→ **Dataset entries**

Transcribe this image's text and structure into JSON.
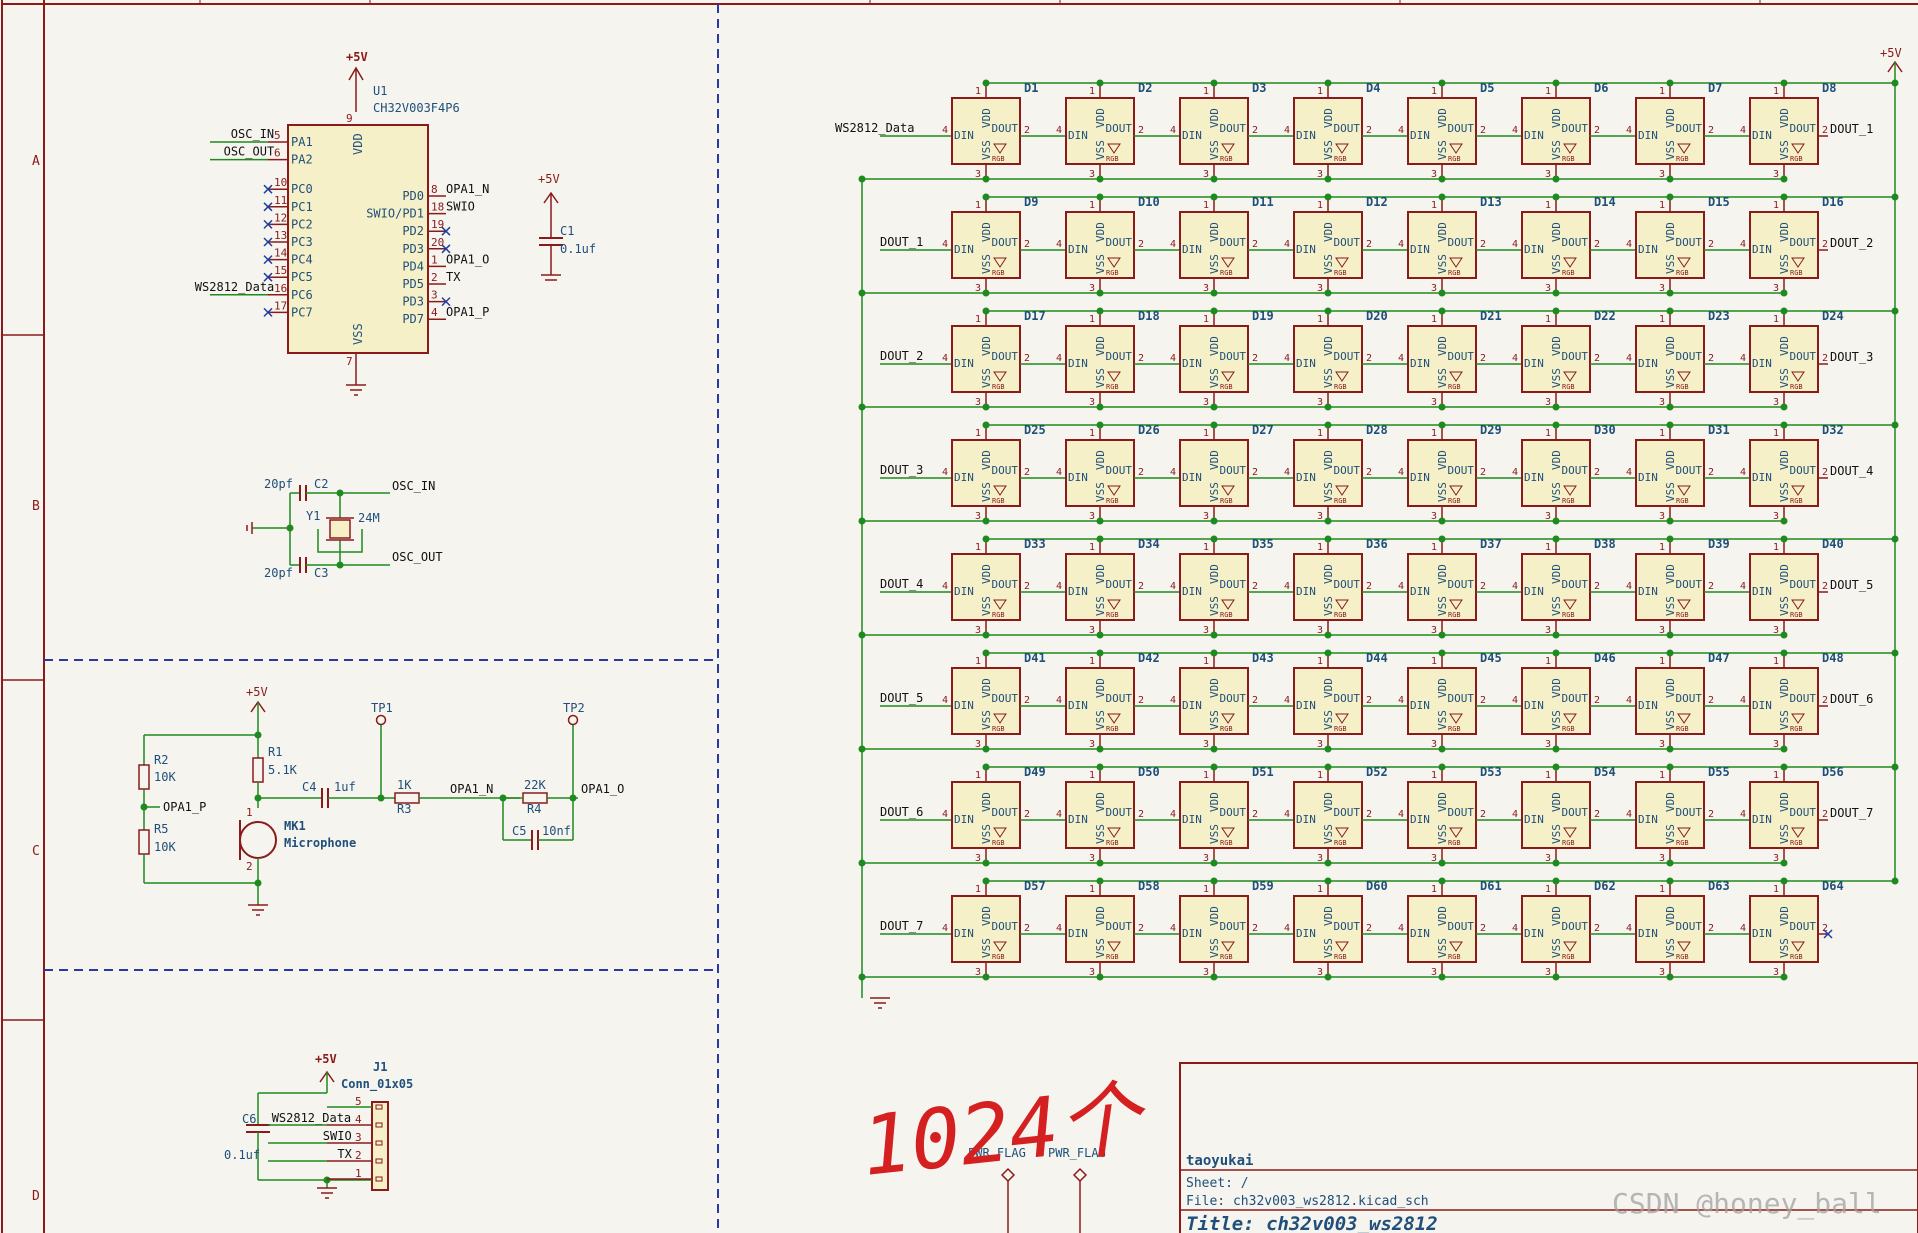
{
  "frame": {
    "row_labels": [
      "A",
      "B",
      "C",
      "D"
    ]
  },
  "mcu": {
    "ref": "U1",
    "value": "CH32V003F4P6",
    "power_label": "+5V",
    "vdd_label": "VDD",
    "vss_label": "VSS",
    "vdd_pin": "9",
    "vss_pin": "7",
    "left_pins": [
      {
        "num": "5",
        "name": "PA1",
        "net": "OSC_IN",
        "nc": false
      },
      {
        "num": "6",
        "name": "PA2",
        "net": "OSC_OUT",
        "nc": false
      },
      {
        "num": "10",
        "name": "PC0",
        "net": "",
        "nc": true
      },
      {
        "num": "11",
        "name": "PC1",
        "net": "",
        "nc": true
      },
      {
        "num": "12",
        "name": "PC2",
        "net": "",
        "nc": true
      },
      {
        "num": "13",
        "name": "PC3",
        "net": "",
        "nc": true
      },
      {
        "num": "14",
        "name": "PC4",
        "net": "",
        "nc": true
      },
      {
        "num": "15",
        "name": "PC5",
        "net": "",
        "nc": true
      },
      {
        "num": "16",
        "name": "PC6",
        "net": "WS2812_Data",
        "nc": false
      },
      {
        "num": "17",
        "name": "PC7",
        "net": "",
        "nc": true
      }
    ],
    "right_pins": [
      {
        "num": "8",
        "name": "PD0",
        "net": "OPA1_N",
        "nc": false
      },
      {
        "num": "18",
        "name": "SWIO/PD1",
        "net": "SWIO",
        "nc": false
      },
      {
        "num": "19",
        "name": "PD2",
        "net": "",
        "nc": true
      },
      {
        "num": "20",
        "name": "PD3",
        "net": "",
        "nc": true
      },
      {
        "num": "1",
        "name": "PD4",
        "net": "OPA1_O",
        "nc": false
      },
      {
        "num": "2",
        "name": "PD5",
        "net": "TX",
        "nc": false
      },
      {
        "num": "3",
        "name": "PD3",
        "net": "",
        "nc": true
      },
      {
        "num": "4",
        "name": "PD7",
        "net": "OPA1_P",
        "nc": false
      }
    ]
  },
  "c1": {
    "power": "+5V",
    "ref": "C1",
    "value": "0.1uf"
  },
  "crystal": {
    "c2_value": "20pf",
    "c2_ref": "C2",
    "c3_value": "20pf",
    "c3_ref": "C3",
    "y_ref": "Y1",
    "y_value": "24M",
    "net_in": "OSC_IN",
    "net_out": "OSC_OUT"
  },
  "mic": {
    "power": "+5V",
    "r2_ref": "R2",
    "r2_value": "10K",
    "r5_ref": "R5",
    "r5_value": "10K",
    "r1_ref": "R1",
    "r1_value": "5.1K",
    "net_p": "OPA1_P",
    "c4_ref": "C4",
    "c4_value": "1uf",
    "tp1": "TP1",
    "tp2": "TP2",
    "r3_value": "1K",
    "r3_ref": "R3",
    "net_n": "OPA1_N",
    "r4_value": "22K",
    "r4_ref": "R4",
    "net_o": "OPA1_O",
    "c5_ref": "C5",
    "c5_value": "10nf",
    "mk_ref": "MK1",
    "mk_value": "Microphone",
    "pin1": "1",
    "pin2": "2"
  },
  "conn": {
    "power": "+5V",
    "ref": "J1",
    "value": "Conn_01x05",
    "c6_ref": "C6",
    "c6_value": "0.1uf",
    "pins": [
      {
        "num": "5",
        "net": ""
      },
      {
        "num": "4",
        "net": "WS2812_Data"
      },
      {
        "num": "3",
        "net": "SWIO"
      },
      {
        "num": "2",
        "net": "TX"
      },
      {
        "num": "1",
        "net": ""
      }
    ]
  },
  "leds": {
    "power": "+5V",
    "rows": 8,
    "cols": 8,
    "din": "DIN",
    "dout": "DOUT",
    "vdd": "VDD",
    "vss": "VSS",
    "rgb": "RGB",
    "pin_vdd": "1",
    "pin_vss": "3",
    "pin_din": "4",
    "pin_dout": "2",
    "row_inputs": [
      "WS2812_Data",
      "DOUT_1",
      "DOUT_2",
      "DOUT_3",
      "DOUT_4",
      "DOUT_5",
      "DOUT_6",
      "DOUT_7"
    ],
    "row_outputs": [
      "DOUT_1",
      "DOUT_2",
      "DOUT_3",
      "DOUT_4",
      "DOUT_5",
      "DOUT_6",
      "DOUT_7",
      ""
    ],
    "ref_prefix": "D"
  },
  "pwr_flags": [
    "PWR_FLAG",
    "PWR_FLAG"
  ],
  "handwriting": "1024个",
  "title_block": {
    "company": "taoyukai",
    "sheet": "Sheet: /",
    "file": "File: ch32v003_ws2812.kicad_sch",
    "title": "Title: ch32v003_ws2812"
  },
  "watermark": "CSDN @honey_ball",
  "colors": {
    "background": "#f5f4ef",
    "wire": "#1f8a1f",
    "symbol": "#8b1a1a",
    "symbol_fill": "#f5f0c8",
    "label": "#1f4f7a",
    "sheet_border": "#8b1a1a",
    "dashed": "#2a3aa0",
    "handwriting": "#d42020",
    "junction": "#1f8a1f"
  }
}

→ **Task to carry out**
Copy the material above exactly and drop the pictures.

→ **Full output**
Transcribe this image's text and structure into JSON.
{
  "frame": {
    "row_labels": [
      "A",
      "B",
      "C",
      "D"
    ]
  },
  "mcu": {
    "ref": "U1",
    "value": "CH32V003F4P6",
    "power_label": "+5V",
    "vdd_label": "VDD",
    "vss_label": "VSS",
    "vdd_pin": "9",
    "vss_pin": "7",
    "left_pins": [
      {
        "num": "5",
        "name": "PA1",
        "net": "OSC_IN",
        "nc": false
      },
      {
        "num": "6",
        "name": "PA2",
        "net": "OSC_OUT",
        "nc": false
      },
      {
        "num": "10",
        "name": "PC0",
        "net": "",
        "nc": true
      },
      {
        "num": "11",
        "name": "PC1",
        "net": "",
        "nc": true
      },
      {
        "num": "12",
        "name": "PC2",
        "net": "",
        "nc": true
      },
      {
        "num": "13",
        "name": "PC3",
        "net": "",
        "nc": true
      },
      {
        "num": "14",
        "name": "PC4",
        "net": "",
        "nc": true
      },
      {
        "num": "15",
        "name": "PC5",
        "net": "",
        "nc": true
      },
      {
        "num": "16",
        "name": "PC6",
        "net": "WS2812_Data",
        "nc": false
      },
      {
        "num": "17",
        "name": "PC7",
        "net": "",
        "nc": true
      }
    ],
    "right_pins": [
      {
        "num": "8",
        "name": "PD0",
        "net": "OPA1_N",
        "nc": false
      },
      {
        "num": "18",
        "name": "SWIO/PD1",
        "net": "SWIO",
        "nc": false
      },
      {
        "num": "19",
        "name": "PD2",
        "net": "",
        "nc": true
      },
      {
        "num": "20",
        "name": "PD3",
        "net": "",
        "nc": true
      },
      {
        "num": "1",
        "name": "PD4",
        "net": "OPA1_O",
        "nc": false
      },
      {
        "num": "2",
        "name": "PD5",
        "net": "TX",
        "nc": false
      },
      {
        "num": "3",
        "name": "PD3",
        "net": "",
        "nc": true
      },
      {
        "num": "4",
        "name": "PD7",
        "net": "OPA1_P",
        "nc": false
      }
    ]
  },
  "c1": {
    "power": "+5V",
    "ref": "C1",
    "value": "0.1uf"
  },
  "crystal": {
    "c2_value": "20pf",
    "c2_ref": "C2",
    "c3_value": "20pf",
    "c3_ref": "C3",
    "y_ref": "Y1",
    "y_value": "24M",
    "net_in": "OSC_IN",
    "net_out": "OSC_OUT"
  },
  "mic": {
    "power": "+5V",
    "r2_ref": "R2",
    "r2_value": "10K",
    "r5_ref": "R5",
    "r5_value": "10K",
    "r1_ref": "R1",
    "r1_value": "5.1K",
    "net_p": "OPA1_P",
    "c4_ref": "C4",
    "c4_value": "1uf",
    "tp1": "TP1",
    "tp2": "TP2",
    "r3_value": "1K",
    "r3_ref": "R3",
    "net_n": "OPA1_N",
    "r4_value": "22K",
    "r4_ref": "R4",
    "net_o": "OPA1_O",
    "c5_ref": "C5",
    "c5_value": "10nf",
    "mk_ref": "MK1",
    "mk_value": "Microphone",
    "pin1": "1",
    "pin2": "2"
  },
  "conn": {
    "power": "+5V",
    "ref": "J1",
    "value": "Conn_01x05",
    "c6_ref": "C6",
    "c6_value": "0.1uf",
    "pins": [
      {
        "num": "5",
        "net": ""
      },
      {
        "num": "4",
        "net": "WS2812_Data"
      },
      {
        "num": "3",
        "net": "SWIO"
      },
      {
        "num": "2",
        "net": "TX"
      },
      {
        "num": "1",
        "net": ""
      }
    ]
  },
  "leds": {
    "power": "+5V",
    "rows": 8,
    "cols": 8,
    "din": "DIN",
    "dout": "DOUT",
    "vdd": "VDD",
    "vss": "VSS",
    "rgb": "RGB",
    "pin_vdd": "1",
    "pin_vss": "3",
    "pin_din": "4",
    "pin_dout": "2",
    "row_inputs": [
      "WS2812_Data",
      "DOUT_1",
      "DOUT_2",
      "DOUT_3",
      "DOUT_4",
      "DOUT_5",
      "DOUT_6",
      "DOUT_7"
    ],
    "row_outputs": [
      "DOUT_1",
      "DOUT_2",
      "DOUT_3",
      "DOUT_4",
      "DOUT_5",
      "DOUT_6",
      "DOUT_7",
      ""
    ],
    "ref_prefix": "D"
  },
  "pwr_flags": [
    "PWR_FLAG",
    "PWR_FLAG"
  ],
  "handwriting": "1024个",
  "title_block": {
    "company": "taoyukai",
    "sheet": "Sheet: /",
    "file": "File: ch32v003_ws2812.kicad_sch",
    "title": "Title: ch32v003_ws2812"
  },
  "watermark": "CSDN @honey_ball",
  "colors": {
    "background": "#f5f4ef",
    "wire": "#1f8a1f",
    "symbol": "#8b1a1a",
    "symbol_fill": "#f5f0c8",
    "label": "#1f4f7a",
    "sheet_border": "#8b1a1a",
    "dashed": "#2a3aa0",
    "handwriting": "#d42020",
    "junction": "#1f8a1f"
  }
}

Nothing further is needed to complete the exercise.